## TAREFAS DO EXERCÍCIO
• 1. Como fica em inglês esta frase da reportagem sobre Cinquenta Tons de Cinza: "Os direitos para o filme já foram comprados por Hollywood por (estima-se) US$ 5 milhões."?
• 2. Resuma em duas frases a reportagem sobre Cinquenta Tons de Cinza.

## TEXTO APRESENTADO

# # # # # # #

50 tons de sucesso
Autora fala da inspiração para criar um best-seller para lá de polêmico E L James,
Pedro Caiado, especial para O Estado - O Estado de S.Paulo
LONDRES - É o livro sensação do momento. No Brasil, sua
venda chegou a 260 mil cópias em 40 dias. Não se fala em outro assunto
nos EUA e na Europa. Os direitos para o filme já foram comprados por
Hollywood por (estima-se) US$ 5 milhões. Por que tanto frenesi em torno
de
Cinquenta Tons de Cinza? A resposta é simples: sexo. A
trilogia é a mais picante na lista de livros mais vendidos em anos. A
história da submissa jovem estudante Anastasia Estelle, que se envolve
com o bilionário bonitão e dominador Christian Grey é recheada de sexo
explícito e sadomasoquismo.

# # # # # # #

## EXTRATO DE DADOS
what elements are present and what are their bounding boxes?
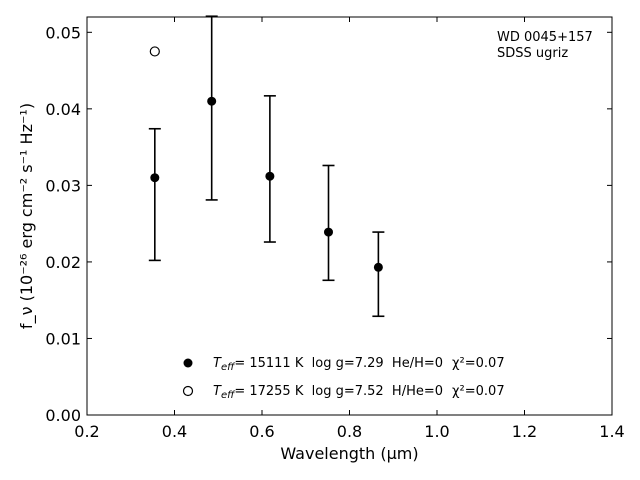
x-tick-label: 1.0 [424,422,449,441]
legend-marker-open [182,385,194,397]
y-tick-label: 0.02 [45,253,81,272]
legend-marker-filled [183,358,193,368]
data-point-filled [265,171,275,181]
y-axis-label: f_ν (10⁻²⁶ erg cm⁻² s⁻¹ Hz⁻¹) [17,103,37,329]
x-tick-label: 0.4 [162,422,187,441]
x-axis-ticks: 0.2 0.4 0.6 0.8 1.0 1.2 1.4 [74,17,625,441]
data-point-open [149,46,160,57]
x-tick-label: 0.2 [74,422,99,441]
x-tick-label: 0.6 [249,422,274,441]
annotation-object: WD 0045+157 [497,30,593,45]
legend-entry-2: Teff= 17255 K log g=7.52 H/He=0 χ²=0.07 [213,384,505,401]
data-point-filled [207,96,217,106]
x-tick-label: 1.4 [599,422,624,441]
y-tick-label: 0.03 [45,176,81,195]
y-tick-label: 0.04 [45,100,81,119]
legend-entry-1: Teff= 15111 K log g=7.29 He/H=0 χ²=0.07 [213,356,505,373]
x-tick-label: 0.8 [337,422,362,441]
data-point-filled [373,262,383,272]
y-tick-label: 0.00 [45,406,81,425]
y-tick-label: 0.05 [45,23,81,42]
y-axis-ticks: 0.00 0.01 0.02 0.03 0.04 0.05 [45,23,612,425]
data-point-filled [324,227,333,237]
data-point-filled [150,173,160,183]
y-tick-label: 0.01 [45,329,81,348]
x-tick-label: 1.2 [512,422,537,441]
data-points [148,15,385,318]
annotation-survey: SDSS ugriz [497,46,568,61]
x-axis-label: Wavelength (μm) [280,444,418,463]
legend: Teff= 15111 K log g=7.29 He/H=0 χ²=0.07 T… [182,356,505,401]
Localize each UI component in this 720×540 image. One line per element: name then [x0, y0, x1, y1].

# # # # # # #

## RESPOSTAS CORRETAS
• 1. The film rights have already been bought by Hollywood for (it is estimated) US$ 5 million.

• 2. Cinquenta Tons de Cinza é o livro sensação do momento: vendeu 260 mil cópias em 40 dias no Brasil, é o assunto nos EUA e na Europa e teve os direitos para o filme comprados por Hollywood. O frenesi se explica pelo sexo, pois a trilogia sobre a estudante Anastasia Estelle e o bilionário Christian Grey é recheada de sexo explícito e sadomasoquismo.